■ Objective
Lines from the one containing "Extract all readable text from this page." through the last line of the data are to be repeated word for word, both ends included.

■ Data for processing

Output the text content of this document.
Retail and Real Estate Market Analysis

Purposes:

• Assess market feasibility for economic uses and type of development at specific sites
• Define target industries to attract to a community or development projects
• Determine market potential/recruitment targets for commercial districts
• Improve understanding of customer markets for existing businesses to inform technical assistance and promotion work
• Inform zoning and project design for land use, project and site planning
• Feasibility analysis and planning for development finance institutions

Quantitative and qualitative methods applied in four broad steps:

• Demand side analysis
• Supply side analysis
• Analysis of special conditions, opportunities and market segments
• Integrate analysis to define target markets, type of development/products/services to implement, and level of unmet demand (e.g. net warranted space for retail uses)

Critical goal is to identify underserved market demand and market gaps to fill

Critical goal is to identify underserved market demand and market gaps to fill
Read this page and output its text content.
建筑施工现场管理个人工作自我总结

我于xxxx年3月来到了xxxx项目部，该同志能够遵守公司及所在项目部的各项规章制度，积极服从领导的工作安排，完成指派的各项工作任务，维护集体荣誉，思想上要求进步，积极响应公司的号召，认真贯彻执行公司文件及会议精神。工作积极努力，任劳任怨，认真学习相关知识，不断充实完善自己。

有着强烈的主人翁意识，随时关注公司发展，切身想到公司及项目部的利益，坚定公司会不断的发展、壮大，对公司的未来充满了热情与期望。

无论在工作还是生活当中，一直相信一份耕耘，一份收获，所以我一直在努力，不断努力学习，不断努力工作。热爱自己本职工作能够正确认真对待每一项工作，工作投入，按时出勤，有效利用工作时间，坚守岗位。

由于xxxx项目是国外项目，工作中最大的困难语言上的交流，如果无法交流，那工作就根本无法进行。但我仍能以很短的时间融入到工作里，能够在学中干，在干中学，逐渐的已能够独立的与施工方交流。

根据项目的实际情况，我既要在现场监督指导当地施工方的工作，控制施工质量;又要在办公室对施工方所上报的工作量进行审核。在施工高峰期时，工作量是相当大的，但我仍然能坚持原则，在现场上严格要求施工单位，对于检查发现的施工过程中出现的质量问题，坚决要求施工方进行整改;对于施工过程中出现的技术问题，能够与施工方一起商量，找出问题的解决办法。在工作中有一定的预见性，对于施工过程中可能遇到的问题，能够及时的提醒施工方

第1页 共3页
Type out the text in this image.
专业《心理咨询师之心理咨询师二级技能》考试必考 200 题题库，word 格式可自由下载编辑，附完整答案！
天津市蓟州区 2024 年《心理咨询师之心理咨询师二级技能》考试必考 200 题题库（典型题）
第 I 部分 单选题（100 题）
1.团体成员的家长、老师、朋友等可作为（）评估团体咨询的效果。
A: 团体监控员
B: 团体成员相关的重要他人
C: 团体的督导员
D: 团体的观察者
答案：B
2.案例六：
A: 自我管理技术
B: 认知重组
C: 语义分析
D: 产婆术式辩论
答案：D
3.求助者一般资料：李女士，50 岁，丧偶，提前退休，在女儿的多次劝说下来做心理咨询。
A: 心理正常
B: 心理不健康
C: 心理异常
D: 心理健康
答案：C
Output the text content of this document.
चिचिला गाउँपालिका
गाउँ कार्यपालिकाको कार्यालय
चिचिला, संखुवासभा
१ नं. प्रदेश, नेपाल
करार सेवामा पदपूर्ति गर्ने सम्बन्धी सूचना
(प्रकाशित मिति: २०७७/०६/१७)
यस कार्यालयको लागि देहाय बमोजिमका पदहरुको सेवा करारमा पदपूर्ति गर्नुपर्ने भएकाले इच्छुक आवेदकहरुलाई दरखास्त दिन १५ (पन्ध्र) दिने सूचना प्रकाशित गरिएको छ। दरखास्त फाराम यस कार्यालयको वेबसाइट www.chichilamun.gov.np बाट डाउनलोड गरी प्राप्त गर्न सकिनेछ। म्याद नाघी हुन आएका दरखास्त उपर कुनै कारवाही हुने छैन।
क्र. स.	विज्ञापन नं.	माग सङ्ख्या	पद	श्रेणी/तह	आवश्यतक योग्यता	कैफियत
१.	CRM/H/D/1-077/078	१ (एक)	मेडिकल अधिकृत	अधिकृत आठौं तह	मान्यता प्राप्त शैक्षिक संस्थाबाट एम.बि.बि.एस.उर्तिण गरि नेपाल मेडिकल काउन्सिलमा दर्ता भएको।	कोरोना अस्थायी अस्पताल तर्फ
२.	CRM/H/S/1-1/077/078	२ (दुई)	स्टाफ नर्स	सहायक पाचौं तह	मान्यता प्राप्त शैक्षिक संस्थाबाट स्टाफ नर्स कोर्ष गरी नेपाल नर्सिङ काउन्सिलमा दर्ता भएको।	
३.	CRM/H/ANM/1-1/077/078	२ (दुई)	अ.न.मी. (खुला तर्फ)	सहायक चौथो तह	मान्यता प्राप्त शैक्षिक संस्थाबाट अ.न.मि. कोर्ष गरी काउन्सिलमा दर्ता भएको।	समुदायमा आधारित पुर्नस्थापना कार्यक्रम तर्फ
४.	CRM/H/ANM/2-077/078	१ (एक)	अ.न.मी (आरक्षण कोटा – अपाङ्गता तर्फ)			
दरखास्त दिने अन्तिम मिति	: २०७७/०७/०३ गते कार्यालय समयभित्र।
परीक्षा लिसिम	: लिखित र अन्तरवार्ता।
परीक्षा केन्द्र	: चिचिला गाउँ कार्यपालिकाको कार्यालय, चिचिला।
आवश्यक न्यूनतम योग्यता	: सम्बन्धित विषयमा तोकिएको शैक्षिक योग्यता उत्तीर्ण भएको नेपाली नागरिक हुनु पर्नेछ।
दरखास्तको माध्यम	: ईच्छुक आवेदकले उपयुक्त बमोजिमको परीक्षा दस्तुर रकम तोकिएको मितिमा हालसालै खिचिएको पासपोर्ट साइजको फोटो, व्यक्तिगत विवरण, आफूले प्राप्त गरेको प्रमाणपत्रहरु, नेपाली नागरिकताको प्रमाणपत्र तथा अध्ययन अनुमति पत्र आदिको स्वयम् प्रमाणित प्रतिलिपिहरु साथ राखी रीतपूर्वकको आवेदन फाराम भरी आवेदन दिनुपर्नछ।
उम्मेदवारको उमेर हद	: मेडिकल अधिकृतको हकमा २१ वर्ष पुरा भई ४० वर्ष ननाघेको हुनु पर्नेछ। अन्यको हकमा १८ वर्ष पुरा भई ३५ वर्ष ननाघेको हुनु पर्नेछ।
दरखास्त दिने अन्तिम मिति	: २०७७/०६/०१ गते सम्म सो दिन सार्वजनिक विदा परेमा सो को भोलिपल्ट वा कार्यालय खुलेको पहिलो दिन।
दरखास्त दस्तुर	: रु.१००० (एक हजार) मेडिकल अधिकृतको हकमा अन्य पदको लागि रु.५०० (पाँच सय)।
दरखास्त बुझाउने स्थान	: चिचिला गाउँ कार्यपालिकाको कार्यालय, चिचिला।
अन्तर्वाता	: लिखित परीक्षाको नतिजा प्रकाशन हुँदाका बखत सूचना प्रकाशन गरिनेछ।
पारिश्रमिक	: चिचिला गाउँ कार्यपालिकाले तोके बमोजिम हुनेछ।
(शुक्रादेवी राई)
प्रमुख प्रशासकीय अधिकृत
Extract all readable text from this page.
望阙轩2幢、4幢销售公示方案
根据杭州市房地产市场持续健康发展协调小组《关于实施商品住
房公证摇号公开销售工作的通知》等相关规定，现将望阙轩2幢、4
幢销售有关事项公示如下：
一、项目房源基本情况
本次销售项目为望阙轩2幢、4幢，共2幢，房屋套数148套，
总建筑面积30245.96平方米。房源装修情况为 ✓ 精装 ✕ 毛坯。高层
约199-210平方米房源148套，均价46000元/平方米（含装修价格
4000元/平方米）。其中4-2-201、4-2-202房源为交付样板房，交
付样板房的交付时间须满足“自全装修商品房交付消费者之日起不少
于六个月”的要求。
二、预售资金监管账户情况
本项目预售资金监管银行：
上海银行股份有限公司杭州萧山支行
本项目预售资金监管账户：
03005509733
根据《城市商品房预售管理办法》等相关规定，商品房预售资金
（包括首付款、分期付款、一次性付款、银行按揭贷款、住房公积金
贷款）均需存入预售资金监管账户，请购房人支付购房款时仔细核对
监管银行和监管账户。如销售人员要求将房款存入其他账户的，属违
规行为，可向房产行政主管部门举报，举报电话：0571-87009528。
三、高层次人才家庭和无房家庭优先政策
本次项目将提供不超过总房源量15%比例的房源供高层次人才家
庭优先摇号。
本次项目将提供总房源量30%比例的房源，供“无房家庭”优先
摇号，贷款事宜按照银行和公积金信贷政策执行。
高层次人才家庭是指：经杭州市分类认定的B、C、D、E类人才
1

■ Written answer
Extract all readable text from this page.
望阙轩2幢、4幢销售公示方案
根据杭州市房地产市场持续健康发展协调小组《关于实施商品住
房公证摇号公开销售工作的通知》等相关规定，现将望阙轩2幢、4
幢销售有关事项公示如下：
一、项目房源基本情况
本次销售项目为望阙轩2幢、4幢，共2幢，房屋套数148套，
总建筑面积30245.96平方米。房源装修情况为 ✓ 精装 ✕ 毛坯。高层
约199-210平方米房源148套，均价46000元/平方米（含装修价格
4000元/平方米）。其中4-2-201、4-2-202房源为交付样板房，交
付样板房的交付时间须满足“自全装修商品房交付消费者之日起不少
于六个月”的要求。
二、预售资金监管账户情况
本项目预售资金监管银行：
上海银行股份有限公司杭州萧山支行
本项目预售资金监管账户：
03005509733
根据《城市商品房预售管理办法》等相关规定，商品房预售资金
（包括首付款、分期付款、一次性付款、银行按揭贷款、住房公积金
贷款）均需存入预售资金监管账户，请购房人支付购房款时仔细核对
监管银行和监管账户。如销售人员要求将房款存入其他账户的，属违
规行为，可向房产行政主管部门举报，举报电话：0571-87009528。
三、高层次人才家庭和无房家庭优先政策
本次项目将提供不超过总房源量15%比例的房源供高层次人才家
庭优先摇号。
本次项目将提供总房源量30%比例的房源，供“无房家庭”优先
摇号，贷款事宜按照银行和公积金信贷政策执行。
高层次人才家庭是指：经杭州市分类认定的B、C、D、E类人才
1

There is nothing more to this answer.